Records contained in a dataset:
● ● ● ●

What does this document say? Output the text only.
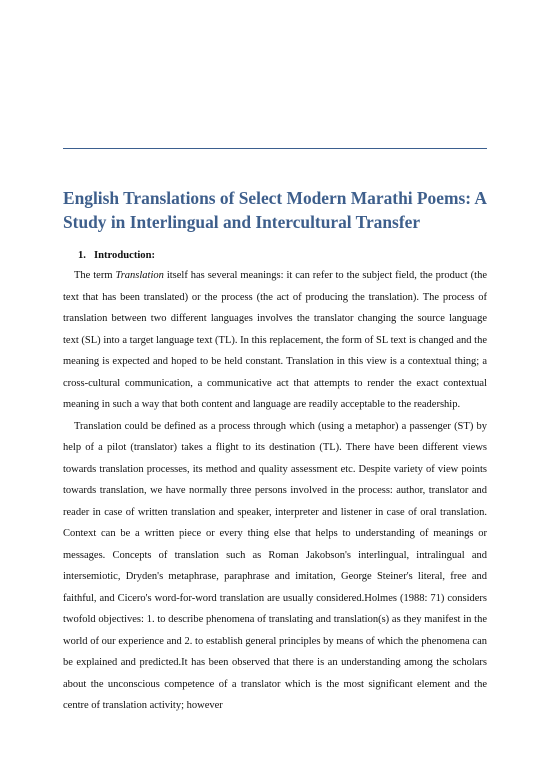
English Translations of Select Modern Marathi Poems: A Study in Interlingual and Intercultural Transfer
1. Introduction:

The term Translation itself has several meanings: it can refer to the subject field, the product (the text that has been translated) or the process (the act of producing the translation). The process of translation between two different languages involves the translator changing the source language text (SL) into a target language text (TL). In this replacement, the form of SL text is changed and the meaning is expected and hoped to be held constant. Translation in this view is a contextual thing; a cross-cultural communication, a communicative act that attempts to render the exact contextual meaning in such a way that both content and language are readily acceptable to the readership.

Translation could be defined as a process through which (using a metaphor) a passenger (ST) by help of a pilot (translator) takes a flight to its destination (TL). There have been different views towards translation processes, its method and quality assessment etc. Despite variety of view points towards translation, we have normally three persons involved in the process: author, translator and reader in case of written translation and speaker, interpreter and listener in case of oral translation. Context can be a written piece or every thing else that helps to understanding of meanings or messages. Concepts of translation such as Roman Jakobson's interlingual, intralingual and intersemiotic, Dryden's metaphrase, paraphrase and imitation, George Steiner's literal, free and faithful, and Cicero's word-for-word translation are usually considered.Holmes (1988: 71) considers twofold objectives: 1. to describe phenomena of translating and translation(s) as they manifest in the world of our experience and 2. to establish general principles by means of which the phenomena can be explained and predicted.It has been observed that there is an understanding among the scholars about the unconscious competence of a translator which is the most significant element and the centre of translation activity; however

● ● ● ●

▸ GIVEN TASK
Working from the material above, transcribe it exactly while omitting pictures.

▸ WRITTEN ANSWER
What does this document say? Output the text only.
English Translations of Select Modern Marathi Poems: A Study in Interlingual and Intercultural Transfer
1. Introduction:

The term Translation itself has several meanings: it can refer to the subject field, the product (the text that has been translated) or the process (the act of producing the translation). The process of translation between two different languages involves the translator changing the source language text (SL) into a target language text (TL). In this replacement, the form of SL text is changed and the meaning is expected and hoped to be held constant. Translation in this view is a contextual thing; a cross-cultural communication, a communicative act that attempts to render the exact contextual meaning in such a way that both content and language are readily acceptable to the readership.

Translation could be defined as a process through which (using a metaphor) a passenger (ST) by help of a pilot (translator) takes a flight to its destination (TL). There have been different views towards translation processes, its method and quality assessment etc. Despite variety of view points towards translation, we have normally three persons involved in the process: author, translator and reader in case of written translation and speaker, interpreter and listener in case of oral translation. Context can be a written piece or every thing else that helps to understanding of meanings or messages. Concepts of translation such as Roman Jakobson's interlingual, intralingual and intersemiotic, Dryden's metaphrase, paraphrase and imitation, George Steiner's literal, free and faithful, and Cicero's word-for-word translation are usually considered.Holmes (1988: 71) considers twofold objectives: 1. to describe phenomena of translating and translation(s) as they manifest in the world of our experience and 2. to establish general principles by means of which the phenomena can be explained and predicted.It has been observed that there is an understanding among the scholars about the unconscious competence of a translator which is the most significant element and the centre of translation activity; however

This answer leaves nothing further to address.